Rewrite the rows below, changing every "Patent image size" to "Drawing size" and keeping everything else the same. Leave the pictures out of your answer.

#### [Data shown]
^^^^^^^^^^^^^^^^

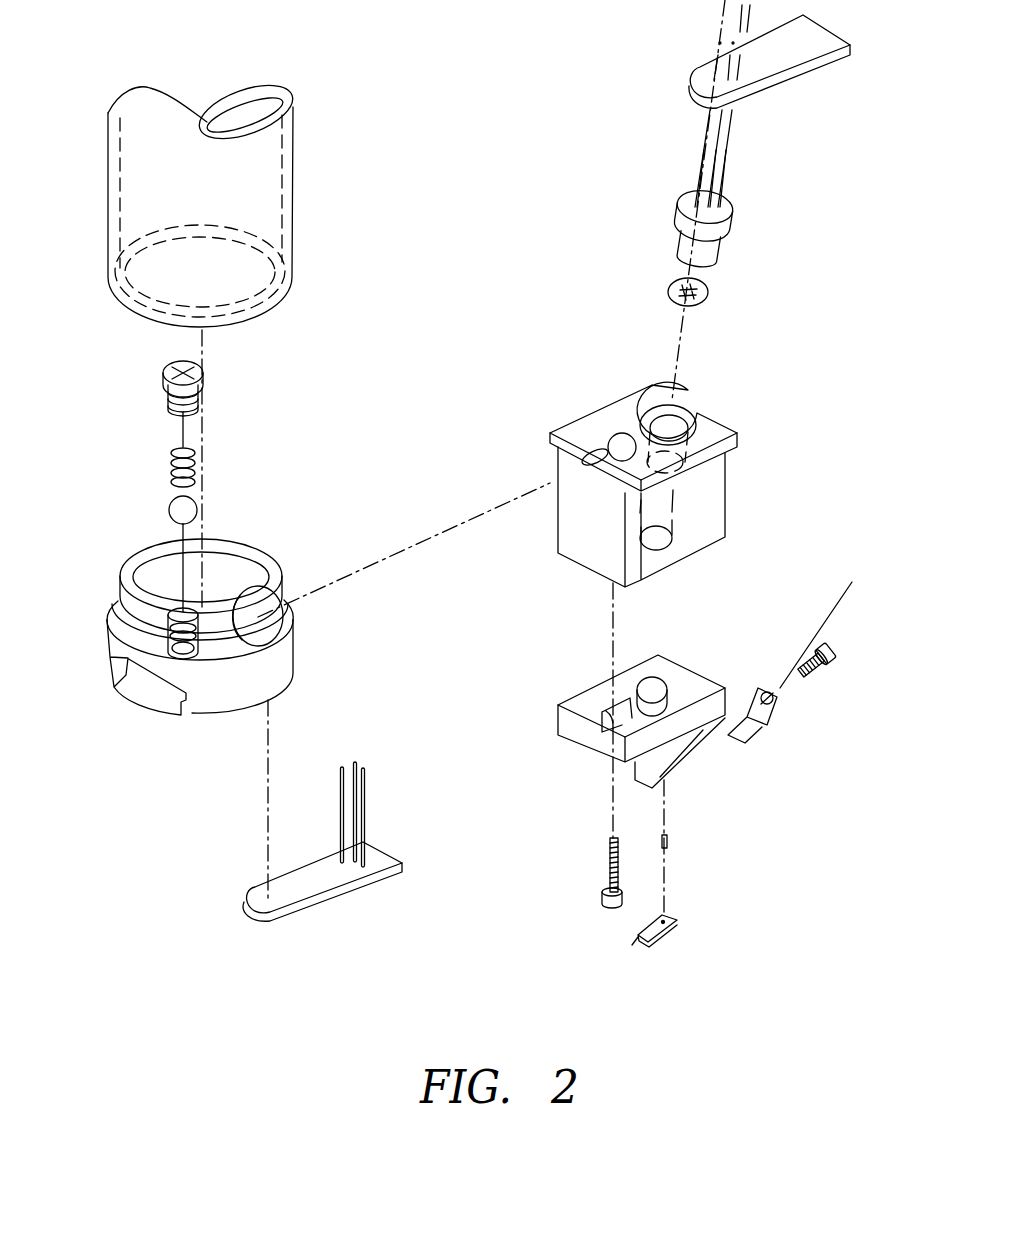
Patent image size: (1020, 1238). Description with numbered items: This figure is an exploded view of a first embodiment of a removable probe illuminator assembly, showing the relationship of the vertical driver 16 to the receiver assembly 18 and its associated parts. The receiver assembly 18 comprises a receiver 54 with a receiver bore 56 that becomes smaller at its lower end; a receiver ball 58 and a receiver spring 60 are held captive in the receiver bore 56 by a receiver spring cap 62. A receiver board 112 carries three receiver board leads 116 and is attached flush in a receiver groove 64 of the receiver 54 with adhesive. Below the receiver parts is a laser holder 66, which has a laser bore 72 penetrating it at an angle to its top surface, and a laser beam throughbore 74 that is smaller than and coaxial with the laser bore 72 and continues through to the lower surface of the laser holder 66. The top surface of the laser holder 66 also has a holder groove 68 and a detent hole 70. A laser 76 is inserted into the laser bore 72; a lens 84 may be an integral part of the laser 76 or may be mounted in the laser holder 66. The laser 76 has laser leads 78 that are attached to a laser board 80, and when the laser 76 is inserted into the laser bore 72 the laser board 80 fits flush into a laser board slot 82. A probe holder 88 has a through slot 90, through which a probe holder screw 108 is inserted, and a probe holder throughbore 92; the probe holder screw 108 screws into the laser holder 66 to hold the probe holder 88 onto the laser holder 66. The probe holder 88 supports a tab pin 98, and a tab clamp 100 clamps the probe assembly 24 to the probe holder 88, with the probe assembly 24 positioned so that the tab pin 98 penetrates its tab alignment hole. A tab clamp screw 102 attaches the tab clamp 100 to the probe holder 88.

The vertical driver 16 is at (293, 183).
The receiver assembly 18 is at (287, 540).
The probe assembly 24 is at (695, 917).
The receiver 54 is at (293, 650).
The receiver bore 56 is at (168, 627).
The receiver ball 58 is at (169, 509).
The receiver spring 60 is at (178, 468).
The receiver spring cap 62 is at (160, 380).
The receiver groove 64 is at (253, 615).
The laser holder 66 is at (727, 518).
The holder groove 68 is at (587, 462).
The detent hole 70 is at (587, 455).
The laser bore 72 is at (722, 420).
The laser beam throughbore 74 is at (677, 488).
The laser 76 is at (720, 240).
The laser leads 78 is at (728, 177).
The laser board 80 is at (803, 75).
The laser board slot 82 is at (692, 412).
The lens 84 is at (708, 290).
The probe holder 88 is at (707, 675).
The through slot 90 is at (612, 705).
The probe holder throughbore 92 is at (658, 678).
The tab pin 98 is at (668, 842).
The tab clamp 100 is at (773, 712).
The tab clamp screw 102 is at (839, 624).
The probe holder screw 108 is at (607, 865).
The receiver board 112 is at (330, 908).
The receiver board leads 116 is at (363, 797).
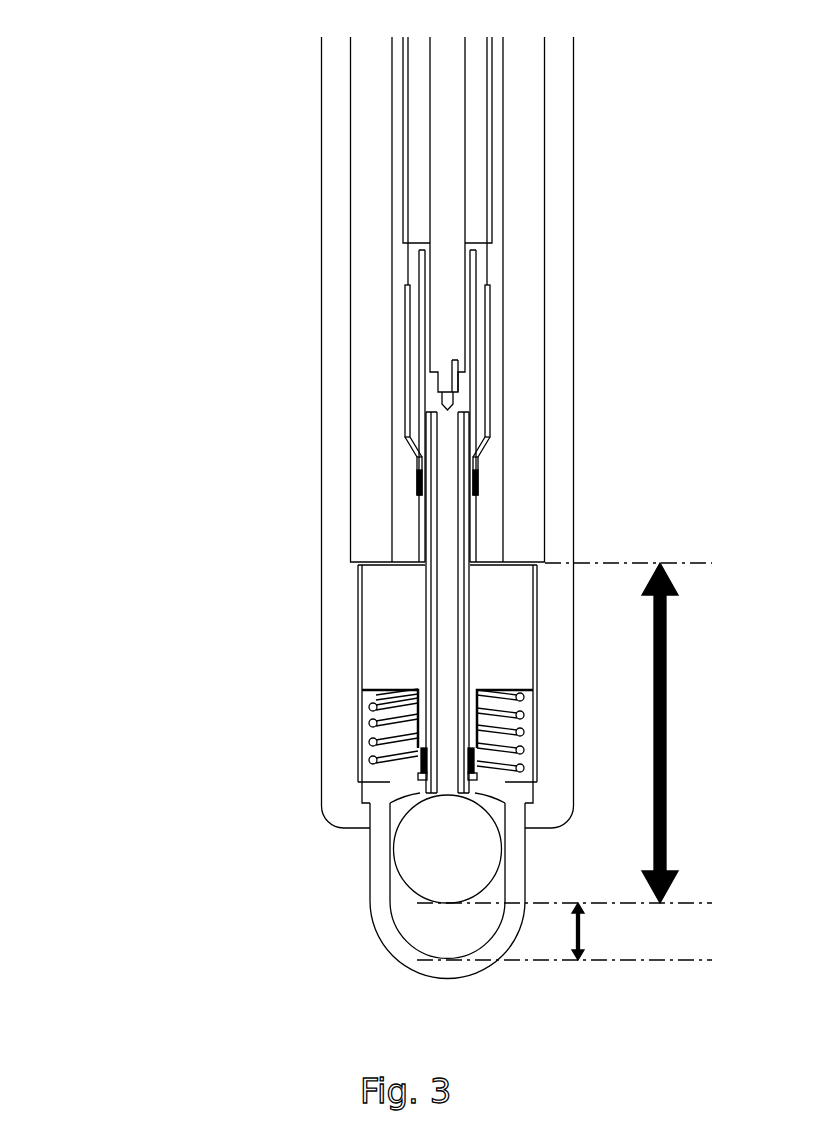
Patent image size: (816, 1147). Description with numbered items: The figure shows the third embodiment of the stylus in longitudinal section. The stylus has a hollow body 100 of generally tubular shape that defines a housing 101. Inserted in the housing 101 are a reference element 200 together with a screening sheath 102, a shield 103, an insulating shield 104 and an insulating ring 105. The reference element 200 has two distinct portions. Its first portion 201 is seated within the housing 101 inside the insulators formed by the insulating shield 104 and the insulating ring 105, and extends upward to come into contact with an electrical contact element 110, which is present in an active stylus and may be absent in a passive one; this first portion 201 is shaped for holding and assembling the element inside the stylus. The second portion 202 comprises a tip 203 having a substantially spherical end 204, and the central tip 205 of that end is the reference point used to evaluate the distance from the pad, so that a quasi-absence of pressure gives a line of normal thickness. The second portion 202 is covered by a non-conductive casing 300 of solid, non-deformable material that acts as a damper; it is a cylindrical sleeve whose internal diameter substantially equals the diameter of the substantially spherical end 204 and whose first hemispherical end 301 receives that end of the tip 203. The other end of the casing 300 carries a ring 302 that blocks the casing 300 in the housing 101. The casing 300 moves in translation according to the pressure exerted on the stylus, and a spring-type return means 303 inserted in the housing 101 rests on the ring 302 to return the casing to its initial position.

The hollow body 100 is at (332, 237).
The housing 101 is at (457, 58).
The screening sheath 102 is at (469, 549).
The shield 103 is at (383, 587).
The insulating shield 104 is at (421, 700).
The insulating ring 105 is at (362, 802).
The electrical contact element 110 is at (447, 398).
The reference element 200 is at (437, 572).
The first portion 201 is at (447, 437).
The second portion 202 is at (448, 795).
The tip 203 is at (482, 833).
The substantially spherical end 204 is at (493, 885).
The central tip 205 is at (448, 847).
The non-conductive casing 300 is at (370, 860).
The first hemispherical end 301 is at (392, 952).
The ring 302 is at (422, 789).
The spring 303 is at (373, 722).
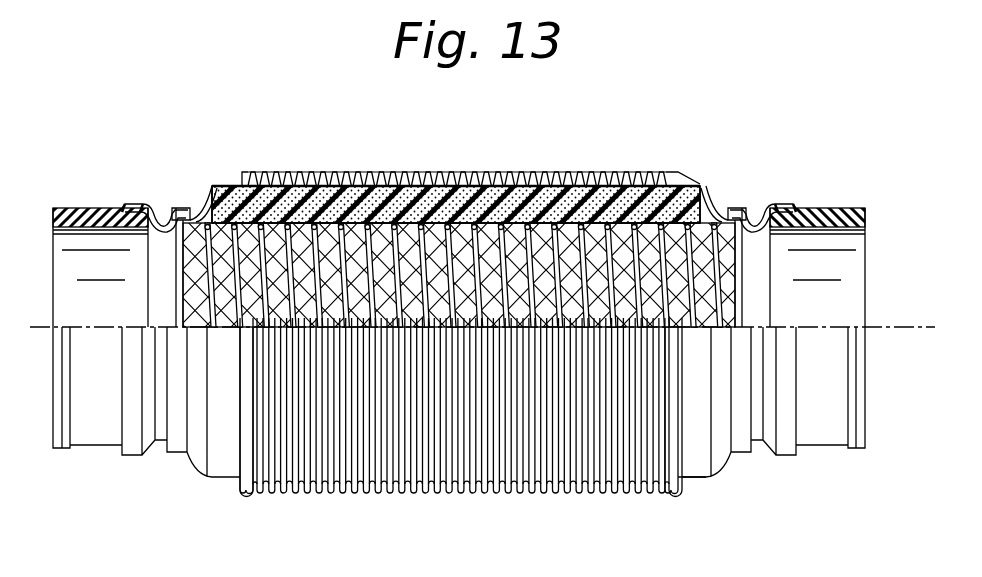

^^^^^^^^^^^^^^^^

#### [Result below]
Drawing size: (1020, 1238). Description with numbered items: This figure is an exploded view of a first embodiment of a removable probe illuminator assembly, showing the relationship of the vertical driver 16 to the receiver assembly 18 and its associated parts. The receiver assembly 18 comprises a receiver 54 with a receiver bore 56 that becomes smaller at its lower end; a receiver ball 58 and a receiver spring 60 are held captive in the receiver bore 56 by a receiver spring cap 62. A receiver board 112 carries three receiver board leads 116 and is attached flush in a receiver groove 64 of the receiver 54 with adhesive. Below the receiver parts is a laser holder 66, which has a laser bore 72 penetrating it at an angle to its top surface, and a laser beam throughbore 74 that is smaller than and coaxial with the laser bore 72 and continues through to the lower surface of the laser holder 66. The top surface of the laser holder 66 also has a holder groove 68 and a detent hole 70. A laser 76 is inserted into the laser bore 72; a lens 84 may be an integral part of the laser 76 or may be mounted in the laser holder 66. The laser 76 has laser leads 78 that are attached to a laser board 80, and when the laser 76 is inserted into the laser bore 72 the laser board 80 fits flush into a laser board slot 82. A probe holder 88 has a through slot 90, through which a probe holder screw 108 is inserted, and a probe holder throughbore 92; the probe holder screw 108 screws into the laser holder 66 to hold the probe holder 88 onto the laser holder 66. The probe holder 88 supports a tab pin 98, and a tab clamp 100 clamps the probe assembly 24 to the probe holder 88, with the probe assembly 24 positioned so that the tab pin 98 penetrates its tab alignment hole. A tab clamp screw 102 attaches the tab clamp 100 to the probe holder 88.

The vertical driver 16 is at (293, 183).
The receiver assembly 18 is at (287, 540).
The probe assembly 24 is at (695, 917).
The receiver 54 is at (293, 650).
The receiver bore 56 is at (168, 627).
The receiver ball 58 is at (169, 509).
The receiver spring 60 is at (178, 468).
The receiver spring cap 62 is at (160, 380).
The receiver groove 64 is at (253, 615).
The laser holder 66 is at (727, 518).
The holder groove 68 is at (587, 462).
The detent hole 70 is at (587, 455).
The laser bore 72 is at (722, 420).
The laser beam throughbore 74 is at (677, 488).
The laser 76 is at (720, 240).
The laser leads 78 is at (728, 177).
The laser board 80 is at (803, 75).
The laser board slot 82 is at (692, 412).
The lens 84 is at (708, 290).
The probe holder 88 is at (707, 675).
The through slot 90 is at (612, 705).
The probe holder throughbore 92 is at (658, 678).
The tab pin 98 is at (668, 842).
The tab clamp 100 is at (773, 712).
The tab clamp screw 102 is at (839, 624).
The probe holder screw 108 is at (607, 865).
The receiver board 112 is at (330, 908).
The receiver board leads 116 is at (363, 797).
Drawing size: (816, 1147). Description with numbered items: The figure shows the third embodiment of the stylus in longitudinal section. The stylus has a hollow body 100 of generally tubular shape that defines a housing 101. Inserted in the housing 101 are a reference element 200 together with a screening sheath 102, a shield 103, an insulating shield 104 and an insulating ring 105. The reference element 200 has two distinct portions. Its first portion 201 is seated within the housing 101 inside the insulators formed by the insulating shield 104 and the insulating ring 105, and extends upward to come into contact with an electrical contact element 110, which is present in an active stylus and may be absent in a passive one; this first portion 201 is shaped for holding and assembling the element inside the stylus. The second portion 202 comprises a tip 203 having a substantially spherical end 204, and the central tip 205 of that end is the reference point used to evaluate the distance from the pad, so that a quasi-absence of pressure gives a line of normal thickness. The second portion 202 is covered by a non-conductive casing 300 of solid, non-deformable material that acts as a damper; it is a cylindrical sleeve whose internal diameter substantially equals the diameter of the substantially spherical end 204 and whose first hemispherical end 301 receives that end of the tip 203. The other end of the casing 300 carries a ring 302 that blocks the casing 300 in the housing 101. The casing 300 moves in translation according to the pressure exerted on the stylus, and a spring-type return means 303 inserted in the housing 101 rests on the ring 302 to return the casing to its initial position.

The hollow body 100 is at (332, 237).
The housing 101 is at (457, 58).
The screening sheath 102 is at (469, 549).
The shield 103 is at (383, 587).
The insulating shield 104 is at (421, 700).
The insulating ring 105 is at (362, 802).
The electrical contact element 110 is at (447, 398).
The reference element 200 is at (437, 572).
The first portion 201 is at (447, 437).
The second portion 202 is at (448, 795).
The tip 203 is at (482, 833).
The substantially spherical end 204 is at (493, 885).
The central tip 205 is at (448, 847).
The non-conductive casing 300 is at (370, 860).
The first hemispherical end 301 is at (392, 952).
The ring 302 is at (422, 789).
The spring 303 is at (373, 722).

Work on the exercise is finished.